------ Records shown

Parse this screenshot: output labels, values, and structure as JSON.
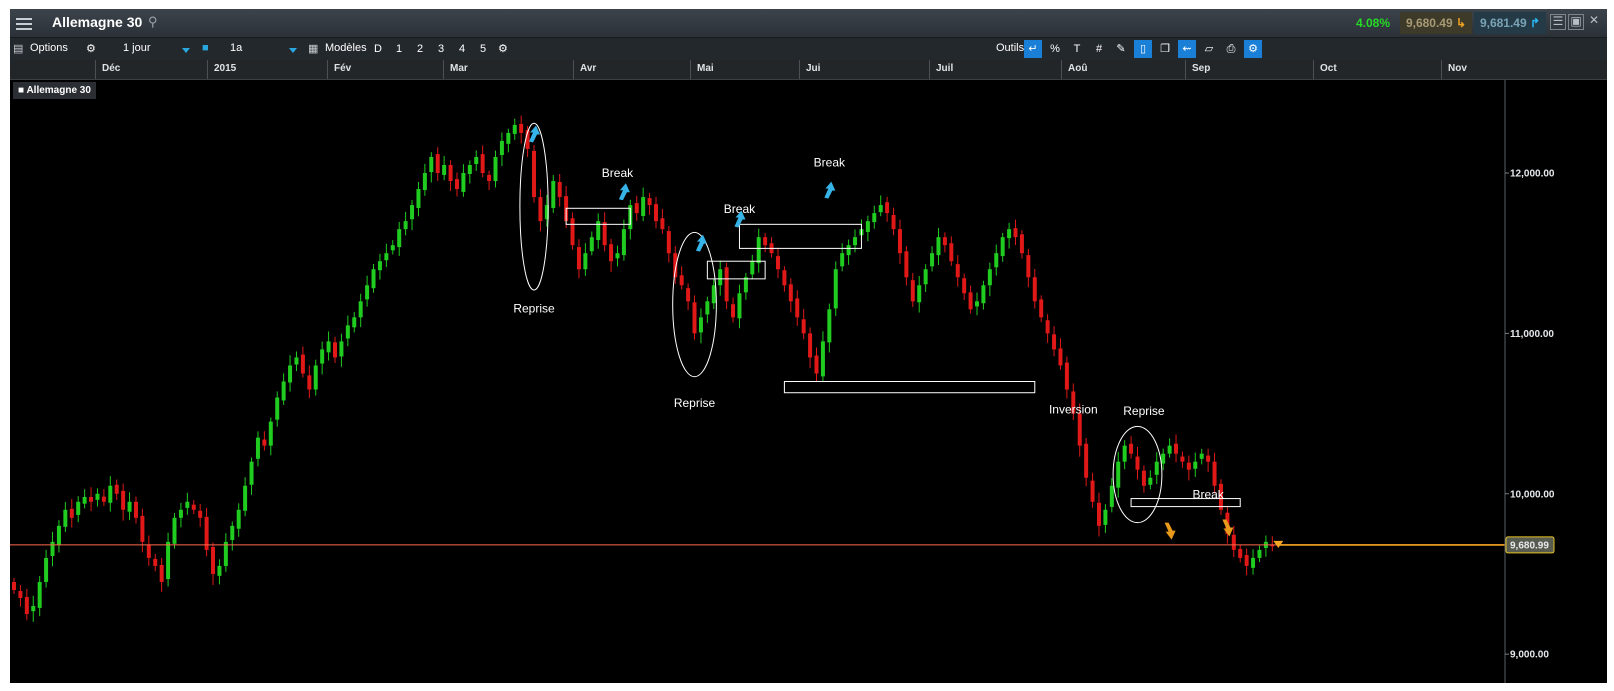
{
  "instrument": {
    "title": "Allemagne 30",
    "change_pct": "4.08%",
    "sell": "9,680.49",
    "buy": "9,681.49",
    "current_price_label": "9,680.99"
  },
  "toolbar": {
    "options_label": "Options",
    "interval": "1 jour",
    "range": "1a",
    "templates_label": "Modèles",
    "periods": [
      "D",
      "1",
      "2",
      "3",
      "4",
      "5"
    ],
    "tools_label": "Outils",
    "tools": [
      "arrow-tool-icon",
      "percent-tool-icon",
      "text-tool-icon",
      "grid-tool-icon",
      "pen-tool-icon",
      "candle-tool-icon",
      "layers-tool-icon",
      "bars-tool-icon",
      "label-tool-icon",
      "print-icon",
      "settings-tool-icon"
    ]
  },
  "colors": {
    "up": "#1fcc1f",
    "down": "#e01818",
    "price_line": "#ff6a4d",
    "accent_blue": "#1a7fd6",
    "annotation_arrow_up": "#36b4e8",
    "annotation_arrow_down": "#e89a1a"
  },
  "chart_data": {
    "type": "candlestick",
    "title": "Allemagne 30",
    "x_axis_labels": [
      "Déc",
      "2015",
      "Fév",
      "Mar",
      "Avr",
      "Mai",
      "Jui",
      "Juil",
      "Aoû",
      "Sep",
      "Oct",
      "Nov"
    ],
    "y_axis_ticks": [
      9000,
      10000,
      11000,
      12000
    ],
    "y_tick_labels": [
      "9,000.00",
      "10,000.00",
      "11,000.00",
      "12,000.00"
    ],
    "ylim": [
      8820,
      12580
    ],
    "current_price": 9680.99,
    "legend": "top-left",
    "grid": false,
    "closes": [
      9400,
      9350,
      9250,
      9300,
      9450,
      9600,
      9700,
      9800,
      9900,
      9850,
      9950,
      9980,
      9950,
      10000,
      9950,
      10050,
      10000,
      9900,
      9950,
      9850,
      9700,
      9600,
      9550,
      9450,
      9700,
      9850,
      9900,
      9950,
      9900,
      9850,
      9650,
      9500,
      9550,
      9700,
      9800,
      9900,
      10050,
      10200,
      10350,
      10300,
      10450,
      10600,
      10700,
      10800,
      10850,
      10750,
      10650,
      10800,
      10900,
      10950,
      10850,
      10950,
      11050,
      11100,
      11200,
      11300,
      11400,
      11450,
      11500,
      11550,
      11650,
      11700,
      11800,
      11900,
      12000,
      12100,
      12000,
      12050,
      11950,
      11900,
      12000,
      12050,
      12100,
      12000,
      11950,
      12100,
      12200,
      12250,
      12300,
      12250,
      12150,
      11850,
      11700,
      11800,
      11950,
      11850,
      11700,
      11550,
      11400,
      11500,
      11600,
      11700,
      11550,
      11450,
      11500,
      11650,
      11800,
      11750,
      11850,
      11800,
      11700,
      11650,
      11500,
      11350,
      11300,
      11200,
      11000,
      11100,
      11200,
      11300,
      11400,
      11200,
      11100,
      11250,
      11350,
      11450,
      11600,
      11550,
      11500,
      11400,
      11300,
      11200,
      11100,
      11000,
      10850,
      10750,
      10950,
      11150,
      11400,
      11500,
      11550,
      11600,
      11650,
      11700,
      11750,
      11800,
      11750,
      11650,
      11500,
      11350,
      11200,
      11300,
      11400,
      11500,
      11600,
      11550,
      11450,
      11350,
      11250,
      11150,
      11200,
      11300,
      11400,
      11500,
      11600,
      11650,
      11600,
      11500,
      11350,
      11200,
      11100,
      11000,
      10900,
      10800,
      10650,
      10500,
      10300,
      10100,
      9950,
      9800,
      9900,
      10050,
      10200,
      10300,
      10250,
      10150,
      10050,
      10100,
      10200,
      10250,
      10300,
      10250,
      10200,
      10150,
      10200,
      10250,
      10200,
      10050,
      9900,
      9750,
      9650,
      9600,
      9550,
      9600,
      9650,
      9700,
      9680
    ]
  },
  "annotations": {
    "labels": [
      {
        "text": "Reprise",
        "x": 81,
        "y": 11130
      },
      {
        "text": "Reprise",
        "x": 106,
        "y": 10540
      },
      {
        "text": "Reprise",
        "x": 176,
        "y": 10490
      },
      {
        "text": "Break",
        "x": 94,
        "y": 11975
      },
      {
        "text": "Break",
        "x": 113,
        "y": 11750
      },
      {
        "text": "Break",
        "x": 127,
        "y": 12040
      },
      {
        "text": "Break",
        "x": 186,
        "y": 9970
      },
      {
        "text": "Inversion",
        "x": 165,
        "y": 10500
      }
    ],
    "zones": [
      {
        "i0": 86,
        "i1": 96,
        "lo": 11680,
        "hi": 11780
      },
      {
        "i0": 108,
        "i1": 117,
        "lo": 11340,
        "hi": 11450
      },
      {
        "i0": 113,
        "i1": 132,
        "lo": 11530,
        "hi": 11680
      },
      {
        "i0": 120,
        "i1": 159,
        "lo": 10630,
        "hi": 10700
      },
      {
        "i0": 174,
        "i1": 191,
        "lo": 9920,
        "hi": 9970
      }
    ],
    "ellipses": [
      {
        "ci": 81,
        "cy": 11790,
        "ri": 2.2,
        "ry": 520
      },
      {
        "ci": 106,
        "cy": 11180,
        "ri": 3.4,
        "ry": 450
      },
      {
        "ci": 175,
        "cy": 10120,
        "ri": 3.8,
        "ry": 300
      }
    ],
    "arrows_up": [
      {
        "i": 81,
        "y": 12240
      },
      {
        "i": 95,
        "y": 11880
      },
      {
        "i": 107,
        "y": 11560
      },
      {
        "i": 113,
        "y": 11710
      },
      {
        "i": 127,
        "y": 11890
      }
    ],
    "arrows_down": [
      {
        "i": 180,
        "y": 9770
      },
      {
        "i": 189,
        "y": 9790
      }
    ]
  }
}
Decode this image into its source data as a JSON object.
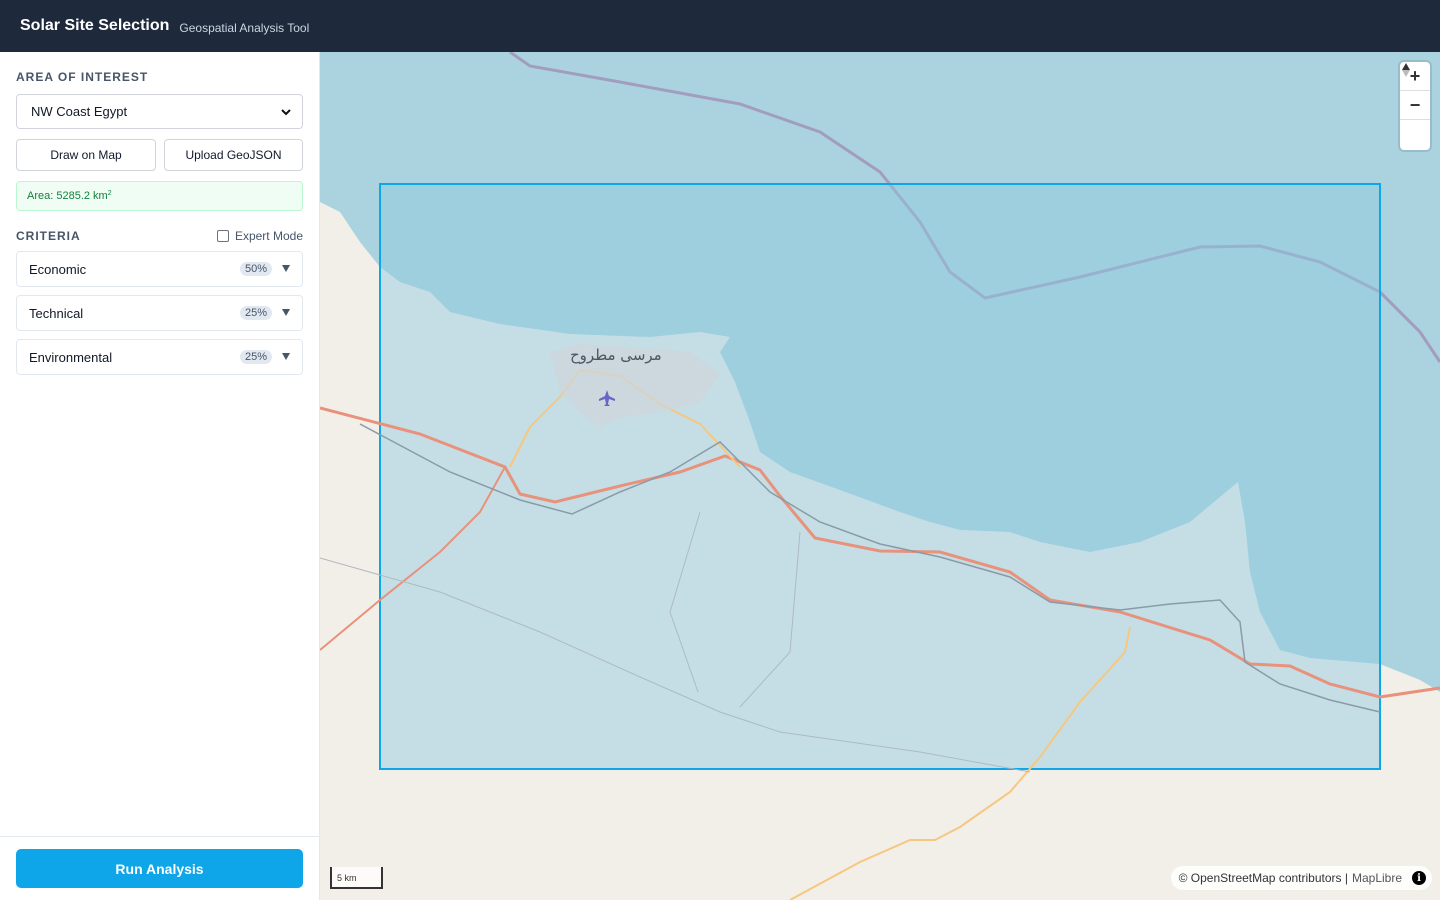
{
  "header": {
    "title": "Solar Site Selection",
    "subtitle": "Geospatial Analysis Tool"
  },
  "sidebar": {
    "aoi_label": "AREA OF INTEREST",
    "aoi_selected": "NW Coast Egypt",
    "draw_button": "Draw on Map",
    "upload_button": "Upload GeoJSON",
    "area_text": "Area: 5285.2 km",
    "area_unit_sup": "2",
    "criteria_label": "CRITERIA",
    "expert_mode_label": "Expert Mode",
    "expert_mode_checked": false,
    "criteria": [
      {
        "name": "Economic",
        "weight": "50%"
      },
      {
        "name": "Technical",
        "weight": "25%"
      },
      {
        "name": "Environmental",
        "weight": "25%"
      }
    ],
    "run_button": "Run Analysis"
  },
  "map": {
    "city_label": "مرسى مطروح",
    "zoom_in": "+",
    "zoom_out": "−",
    "scale_label": "5 km",
    "attribution": "© OpenStreetMap contributors |",
    "attribution_lib": "MapLibre",
    "info_glyph": "i",
    "colors": {
      "sea": "#aad3df",
      "land": "#f2efe9",
      "selection_fill": "#8ec9e0",
      "selection_stroke": "#0ea5e9",
      "road_primary": "#e8927c",
      "road_secondary": "#f6c77f",
      "boundary": "#9e7aa6"
    },
    "icons": [
      "airport-icon",
      "north-arrow-icon",
      "info-icon"
    ]
  }
}
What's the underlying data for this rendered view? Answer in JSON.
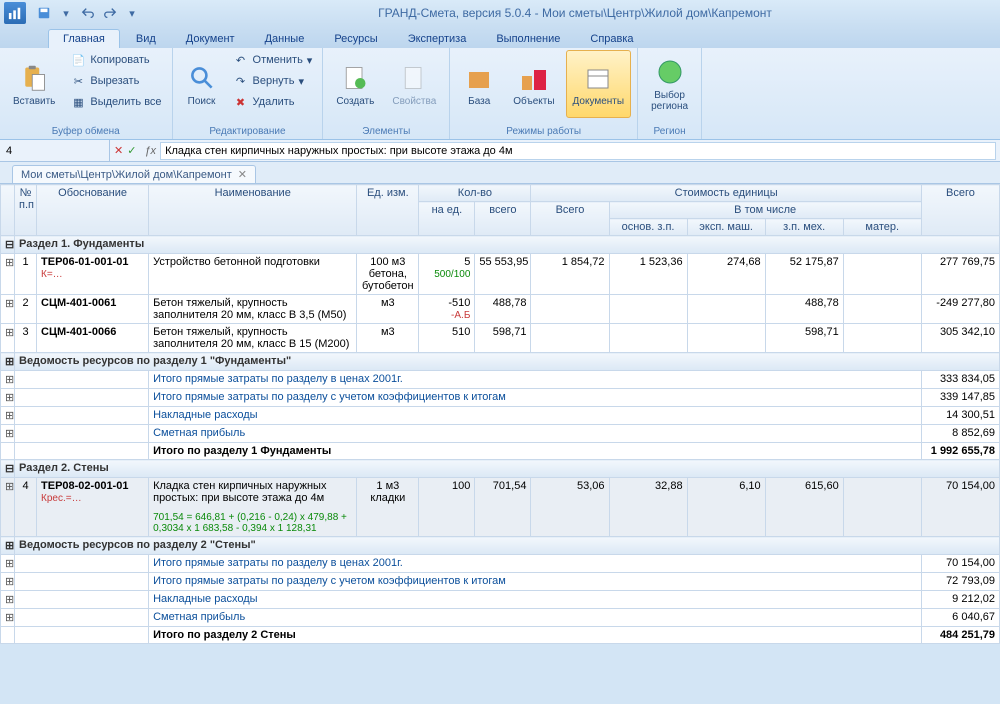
{
  "title": "ГРАНД-Смета, версия 5.0.4 - Мои сметы\\Центр\\Жилой дом\\Капремонт",
  "tabs": [
    "Главная",
    "Вид",
    "Документ",
    "Данные",
    "Ресурсы",
    "Экспертиза",
    "Выполнение",
    "Справка"
  ],
  "ribbon": {
    "clipboard": {
      "label": "Буфер обмена",
      "paste": "Вставить",
      "copy": "Копировать",
      "cut": "Вырезать",
      "select_all": "Выделить все"
    },
    "edit": {
      "label": "Редактирование",
      "search": "Поиск",
      "undo": "Отменить",
      "redo": "Вернуть",
      "delete": "Удалить"
    },
    "elements": {
      "label": "Элементы",
      "create": "Создать",
      "props": "Свойства"
    },
    "modes": {
      "label": "Режимы работы",
      "base": "База",
      "objects": "Объекты",
      "docs": "Документы"
    },
    "region": {
      "label": "Регион",
      "choose": "Выбор\nрегиона"
    }
  },
  "formula_bar": {
    "cell": "4",
    "text": "Кладка стен кирпичных наружных простых: при высоте этажа до 4м"
  },
  "doc_tab": "Мои сметы\\Центр\\Жилой дом\\Капремонт",
  "headers": {
    "num": "№\nп.п",
    "obn": "Обоснование",
    "name": "Наименование",
    "ed": "Ед. изм.",
    "qty": "Кол-во",
    "qty1": "на ед.",
    "qty2": "всего",
    "total": "Всего",
    "unit_cost": "Стоимость единицы",
    "incl": "В том числе",
    "c1": "основ. з.п.",
    "c2": "эксп. маш.",
    "c3": "з.п. мех.",
    "c4": "матер.",
    "rtotal": "Всего"
  },
  "sections": {
    "s1": "Раздел 1. Фундаменты",
    "r1": "Ведомость ресурсов по разделу 1 \"Фундаменты\"",
    "s2": "Раздел 2. Стены",
    "r2": "Ведомость ресурсов по разделу 2 \"Стены\""
  },
  "rows": [
    {
      "n": "1",
      "code": "ТЕР06-01-001-01",
      "sub": "К=…",
      "name": "Устройство бетонной подготовки",
      "ed": "100 м3 бетона, бутобетон",
      "q1": "5",
      "q1s": "500/100",
      "q2": "55 553,95",
      "c1": "1 854,72",
      "c2": "1 523,36",
      "c3": "274,68",
      "c4": "52 175,87",
      "tot": "277 769,75"
    },
    {
      "n": "2",
      "code": "СЦМ-401-0061",
      "name": "Бетон тяжелый, крупность заполнителя 20 мм, класс В 3,5 (М50)",
      "ed": "м3",
      "q1": "-510",
      "q1s": "-А.Б",
      "q2": "488,78",
      "c4": "488,78",
      "tot": "-249 277,80"
    },
    {
      "n": "3",
      "code": "СЦМ-401-0066",
      "name": "Бетон тяжелый, крупность заполнителя 20 мм, класс В 15 (М200)",
      "ed": "м3",
      "q1": "510",
      "q2": "598,71",
      "c4": "598,71",
      "tot": "305 342,10"
    }
  ],
  "subtotals1": [
    {
      "t": "Итого прямые затраты по разделу в ценах 2001г.",
      "v": "333 834,05"
    },
    {
      "t": "Итого прямые затраты по разделу с учетом коэффициентов к итогам",
      "v": "339 147,85"
    },
    {
      "t": "Накладные расходы",
      "v": "14 300,51"
    },
    {
      "t": "Сметная прибыль",
      "v": "8 852,69"
    },
    {
      "t": "Итого по разделу 1 Фундаменты",
      "v": "1 992 655,78",
      "bold": true
    }
  ],
  "row4": {
    "n": "4",
    "code": "ТЕР08-02-001-01",
    "sub": "Крес.=…",
    "name": "Кладка стен кирпичных наружных простых: при высоте этажа до 4м",
    "ed": "1 м3 кладки",
    "q1": "100",
    "q2": "701,54",
    "c1": "53,06",
    "c2": "32,88",
    "c3": "6,10",
    "c4": "615,60",
    "tot": "70 154,00",
    "formula": "701,54 = 646,81 + (0,216 - 0,24) x 479,88 + 0,3034 x 1 683,58 - 0,394 x 1 128,31"
  },
  "subtotals2": [
    {
      "t": "Итого прямые затраты по разделу в ценах 2001г.",
      "v": "70 154,00"
    },
    {
      "t": "Итого прямые затраты по разделу с учетом коэффициентов к итогам",
      "v": "72 793,09"
    },
    {
      "t": "Накладные расходы",
      "v": "9 212,02"
    },
    {
      "t": "Сметная прибыль",
      "v": "6 040,67"
    },
    {
      "t": "Итого по разделу 2 Стены",
      "v": "484 251,79",
      "bold": true
    }
  ]
}
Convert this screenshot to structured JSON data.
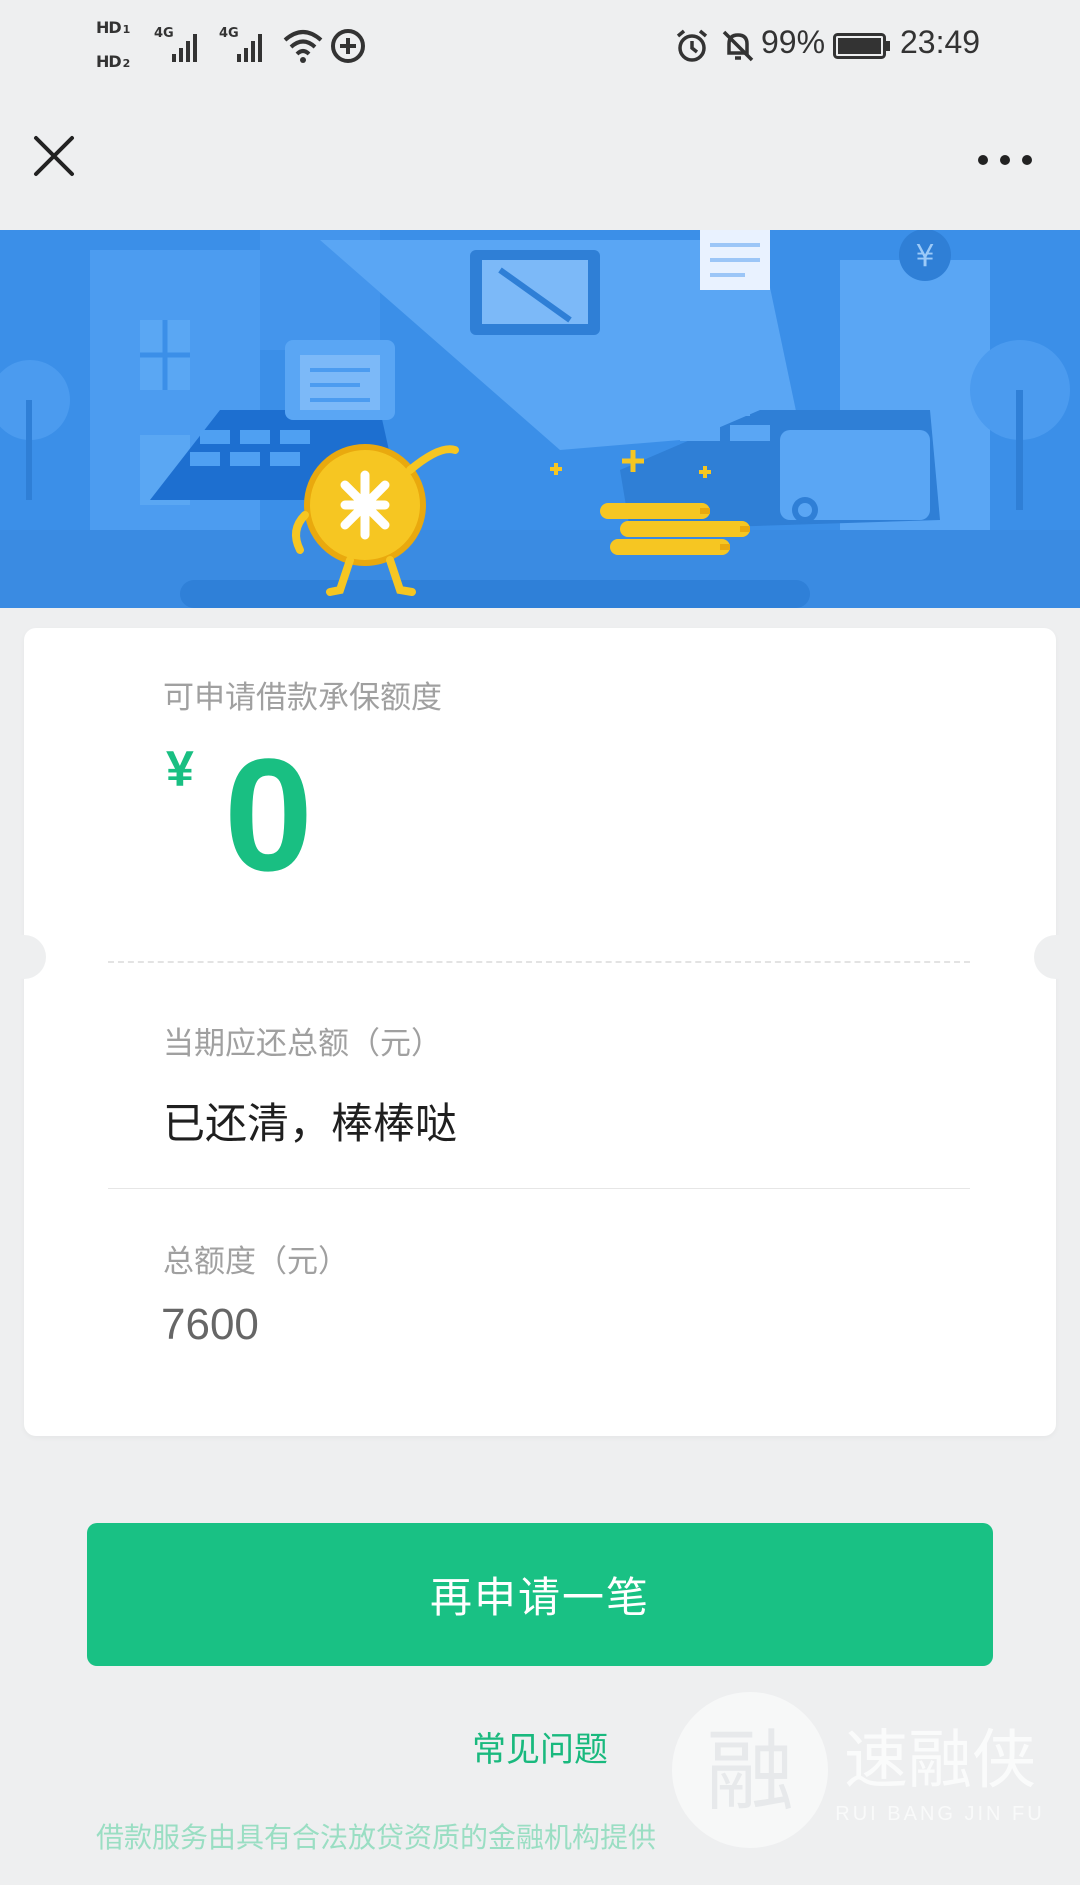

------------

Directive
From the data above, copy each line where the string "Центр" appears.

Task solution
  "title": "ГРАНД-Смета, версия 5.0.4 - Мои сметы\\Центр\\Жилой дом\\Капремонт",
  "doc_tab": "Мои сметы\\Центр\\Жилой дом\\Капремонт",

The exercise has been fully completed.